**Your goal**
Reproduce each line exactly, including spacing and punctuation.

┌─ Given records

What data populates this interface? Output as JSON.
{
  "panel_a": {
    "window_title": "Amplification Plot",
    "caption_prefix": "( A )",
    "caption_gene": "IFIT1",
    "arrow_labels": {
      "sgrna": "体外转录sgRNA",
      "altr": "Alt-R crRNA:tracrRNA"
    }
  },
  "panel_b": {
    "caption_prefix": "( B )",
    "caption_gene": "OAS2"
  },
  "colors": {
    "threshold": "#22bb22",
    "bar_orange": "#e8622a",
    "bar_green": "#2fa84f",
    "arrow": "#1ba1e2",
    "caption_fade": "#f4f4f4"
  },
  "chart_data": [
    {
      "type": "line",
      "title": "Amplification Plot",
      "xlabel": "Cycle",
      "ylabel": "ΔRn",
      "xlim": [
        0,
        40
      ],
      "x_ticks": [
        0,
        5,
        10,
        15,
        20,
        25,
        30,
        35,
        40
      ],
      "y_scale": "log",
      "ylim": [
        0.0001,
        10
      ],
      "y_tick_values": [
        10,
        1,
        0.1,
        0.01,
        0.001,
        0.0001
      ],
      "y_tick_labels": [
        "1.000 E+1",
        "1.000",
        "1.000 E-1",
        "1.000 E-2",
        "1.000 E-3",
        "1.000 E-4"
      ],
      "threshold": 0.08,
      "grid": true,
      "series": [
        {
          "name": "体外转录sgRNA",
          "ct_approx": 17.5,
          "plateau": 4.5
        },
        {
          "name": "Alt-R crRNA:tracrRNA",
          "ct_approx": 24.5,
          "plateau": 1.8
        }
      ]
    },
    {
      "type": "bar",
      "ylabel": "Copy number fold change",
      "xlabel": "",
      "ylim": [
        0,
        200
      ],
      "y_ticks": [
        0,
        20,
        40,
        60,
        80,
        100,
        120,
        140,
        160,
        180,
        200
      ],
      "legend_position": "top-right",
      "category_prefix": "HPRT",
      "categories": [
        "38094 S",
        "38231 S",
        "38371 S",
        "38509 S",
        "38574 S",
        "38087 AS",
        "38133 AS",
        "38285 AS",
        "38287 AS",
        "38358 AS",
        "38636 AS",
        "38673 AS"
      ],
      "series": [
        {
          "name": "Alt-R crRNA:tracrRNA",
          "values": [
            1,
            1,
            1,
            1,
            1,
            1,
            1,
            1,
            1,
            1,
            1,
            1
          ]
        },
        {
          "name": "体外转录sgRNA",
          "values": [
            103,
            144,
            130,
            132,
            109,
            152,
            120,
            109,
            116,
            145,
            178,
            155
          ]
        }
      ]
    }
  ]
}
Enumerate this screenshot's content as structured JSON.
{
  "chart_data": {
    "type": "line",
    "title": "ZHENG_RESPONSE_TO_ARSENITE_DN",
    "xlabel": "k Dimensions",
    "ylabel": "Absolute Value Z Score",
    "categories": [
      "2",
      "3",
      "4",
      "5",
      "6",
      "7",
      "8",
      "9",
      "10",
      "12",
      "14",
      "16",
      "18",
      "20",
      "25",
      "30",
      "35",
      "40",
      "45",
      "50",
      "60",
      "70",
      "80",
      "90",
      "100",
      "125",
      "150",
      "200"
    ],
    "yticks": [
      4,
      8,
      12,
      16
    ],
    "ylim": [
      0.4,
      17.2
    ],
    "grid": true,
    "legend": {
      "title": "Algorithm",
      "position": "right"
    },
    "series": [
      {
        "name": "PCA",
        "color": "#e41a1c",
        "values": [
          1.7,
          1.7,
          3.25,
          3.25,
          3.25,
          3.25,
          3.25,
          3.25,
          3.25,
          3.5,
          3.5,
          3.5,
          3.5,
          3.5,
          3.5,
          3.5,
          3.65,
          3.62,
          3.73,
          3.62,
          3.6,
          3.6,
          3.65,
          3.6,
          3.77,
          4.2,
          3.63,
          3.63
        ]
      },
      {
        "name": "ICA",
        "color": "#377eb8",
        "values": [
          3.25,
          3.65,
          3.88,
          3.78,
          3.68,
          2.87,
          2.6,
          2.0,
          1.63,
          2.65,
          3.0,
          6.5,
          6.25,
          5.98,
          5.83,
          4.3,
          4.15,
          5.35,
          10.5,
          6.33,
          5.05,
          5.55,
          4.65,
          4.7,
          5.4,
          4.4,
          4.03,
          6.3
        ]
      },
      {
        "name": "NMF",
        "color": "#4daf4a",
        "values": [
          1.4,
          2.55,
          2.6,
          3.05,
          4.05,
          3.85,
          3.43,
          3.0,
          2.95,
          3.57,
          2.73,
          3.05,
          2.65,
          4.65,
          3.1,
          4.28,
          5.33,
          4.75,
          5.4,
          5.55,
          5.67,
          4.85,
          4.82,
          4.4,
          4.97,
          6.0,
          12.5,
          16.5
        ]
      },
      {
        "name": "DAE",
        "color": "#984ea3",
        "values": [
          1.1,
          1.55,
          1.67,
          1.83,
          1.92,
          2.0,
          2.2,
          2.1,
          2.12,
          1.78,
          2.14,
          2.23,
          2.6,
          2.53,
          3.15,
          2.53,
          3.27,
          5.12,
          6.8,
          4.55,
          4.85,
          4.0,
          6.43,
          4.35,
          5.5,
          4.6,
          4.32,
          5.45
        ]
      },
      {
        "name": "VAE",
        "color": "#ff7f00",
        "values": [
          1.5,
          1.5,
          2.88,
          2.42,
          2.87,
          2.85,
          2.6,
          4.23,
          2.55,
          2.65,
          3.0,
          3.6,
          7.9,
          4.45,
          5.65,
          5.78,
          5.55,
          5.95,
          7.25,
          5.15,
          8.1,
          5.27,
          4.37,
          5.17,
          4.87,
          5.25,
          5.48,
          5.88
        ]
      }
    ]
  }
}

└─

**Written solution**
What data populates this interface? Output as JSON.
{
  "panel_a": {
    "window_title": "Amplification Plot",
    "caption_prefix": "( A )",
    "caption_gene": "IFIT1",
    "arrow_labels": {
      "sgrna": "体外转录sgRNA",
      "altr": "Alt-R crRNA:tracrRNA"
    }
  },
  "panel_b": {
    "caption_prefix": "( B )",
    "caption_gene": "OAS2"
  },
  "colors": {
    "threshold": "#22bb22",
    "bar_orange": "#e8622a",
    "bar_green": "#2fa84f",
    "arrow": "#1ba1e2",
    "caption_fade": "#f4f4f4"
  },
  "chart_data": [
    {
      "type": "line",
      "title": "Amplification Plot",
      "xlabel": "Cycle",
      "ylabel": "ΔRn",
      "xlim": [
        0,
        40
      ],
      "x_ticks": [
        0,
        5,
        10,
        15,
        20,
        25,
        30,
        35,
        40
      ],
      "y_scale": "log",
      "ylim": [
        0.0001,
        10
      ],
      "y_tick_values": [
        10,
        1,
        0.1,
        0.01,
        0.001,
        0.0001
      ],
      "y_tick_labels": [
        "1.000 E+1",
        "1.000",
        "1.000 E-1",
        "1.000 E-2",
        "1.000 E-3",
        "1.000 E-4"
      ],
      "threshold": 0.08,
      "grid": true,
      "series": [
        {
          "name": "体外转录sgRNA",
          "ct_approx": 17.5,
          "plateau": 4.5
        },
        {
          "name": "Alt-R crRNA:tracrRNA",
          "ct_approx": 24.5,
          "plateau": 1.8
        }
      ]
    },
    {
      "type": "bar",
      "ylabel": "Copy number fold change",
      "xlabel": "",
      "ylim": [
        0,
        200
      ],
      "y_ticks": [
        0,
        20,
        40,
        60,
        80,
        100,
        120,
        140,
        160,
        180,
        200
      ],
      "legend_position": "top-right",
      "category_prefix": "HPRT",
      "categories": [
        "38094 S",
        "38231 S",
        "38371 S",
        "38509 S",
        "38574 S",
        "38087 AS",
        "38133 AS",
        "38285 AS",
        "38287 AS",
        "38358 AS",
        "38636 AS",
        "38673 AS"
      ],
      "series": [
        {
          "name": "Alt-R crRNA:tracrRNA",
          "values": [
            1,
            1,
            1,
            1,
            1,
            1,
            1,
            1,
            1,
            1,
            1,
            1
          ]
        },
        {
          "name": "体外转录sgRNA",
          "values": [
            103,
            144,
            130,
            132,
            109,
            152,
            120,
            109,
            116,
            145,
            178,
            155
          ]
        }
      ]
    }
  ]
}
Enumerate this screenshot's content as structured JSON.
{
  "chart_data": {
    "type": "line",
    "title": "ZHENG_RESPONSE_TO_ARSENITE_DN",
    "xlabel": "k Dimensions",
    "ylabel": "Absolute Value Z Score",
    "categories": [
      "2",
      "3",
      "4",
      "5",
      "6",
      "7",
      "8",
      "9",
      "10",
      "12",
      "14",
      "16",
      "18",
      "20",
      "25",
      "30",
      "35",
      "40",
      "45",
      "50",
      "60",
      "70",
      "80",
      "90",
      "100",
      "125",
      "150",
      "200"
    ],
    "yticks": [
      4,
      8,
      12,
      16
    ],
    "ylim": [
      0.4,
      17.2
    ],
    "grid": true,
    "legend": {
      "title": "Algorithm",
      "position": "right"
    },
    "series": [
      {
        "name": "PCA",
        "color": "#e41a1c",
        "values": [
          1.7,
          1.7,
          3.25,
          3.25,
          3.25,
          3.25,
          3.25,
          3.25,
          3.25,
          3.5,
          3.5,
          3.5,
          3.5,
          3.5,
          3.5,
          3.5,
          3.65,
          3.62,
          3.73,
          3.62,
          3.6,
          3.6,
          3.65,
          3.6,
          3.77,
          4.2,
          3.63,
          3.63
        ]
      },
      {
        "name": "ICA",
        "color": "#377eb8",
        "values": [
          3.25,
          3.65,
          3.88,
          3.78,
          3.68,
          2.87,
          2.6,
          2.0,
          1.63,
          2.65,
          3.0,
          6.5,
          6.25,
          5.98,
          5.83,
          4.3,
          4.15,
          5.35,
          10.5,
          6.33,
          5.05,
          5.55,
          4.65,
          4.7,
          5.4,
          4.4,
          4.03,
          6.3
        ]
      },
      {
        "name": "NMF",
        "color": "#4daf4a",
        "values": [
          1.4,
          2.55,
          2.6,
          3.05,
          4.05,
          3.85,
          3.43,
          3.0,
          2.95,
          3.57,
          2.73,
          3.05,
          2.65,
          4.65,
          3.1,
          4.28,
          5.33,
          4.75,
          5.4,
          5.55,
          5.67,
          4.85,
          4.82,
          4.4,
          4.97,
          6.0,
          12.5,
          16.5
        ]
      },
      {
        "name": "DAE",
        "color": "#984ea3",
        "values": [
          1.1,
          1.55,
          1.67,
          1.83,
          1.92,
          2.0,
          2.2,
          2.1,
          2.12,
          1.78,
          2.14,
          2.23,
          2.6,
          2.53,
          3.15,
          2.53,
          3.27,
          5.12,
          6.8,
          4.55,
          4.85,
          4.0,
          6.43,
          4.35,
          5.5,
          4.6,
          4.32,
          5.45
        ]
      },
      {
        "name": "VAE",
        "color": "#ff7f00",
        "values": [
          1.5,
          1.5,
          2.88,
          2.42,
          2.87,
          2.85,
          2.6,
          4.23,
          2.55,
          2.65,
          3.0,
          3.6,
          7.9,
          4.45,
          5.65,
          5.78,
          5.55,
          5.95,
          7.25,
          5.15,
          8.1,
          5.27,
          4.37,
          5.17,
          4.87,
          5.25,
          5.48,
          5.88
        ]
      }
    ]
  }
}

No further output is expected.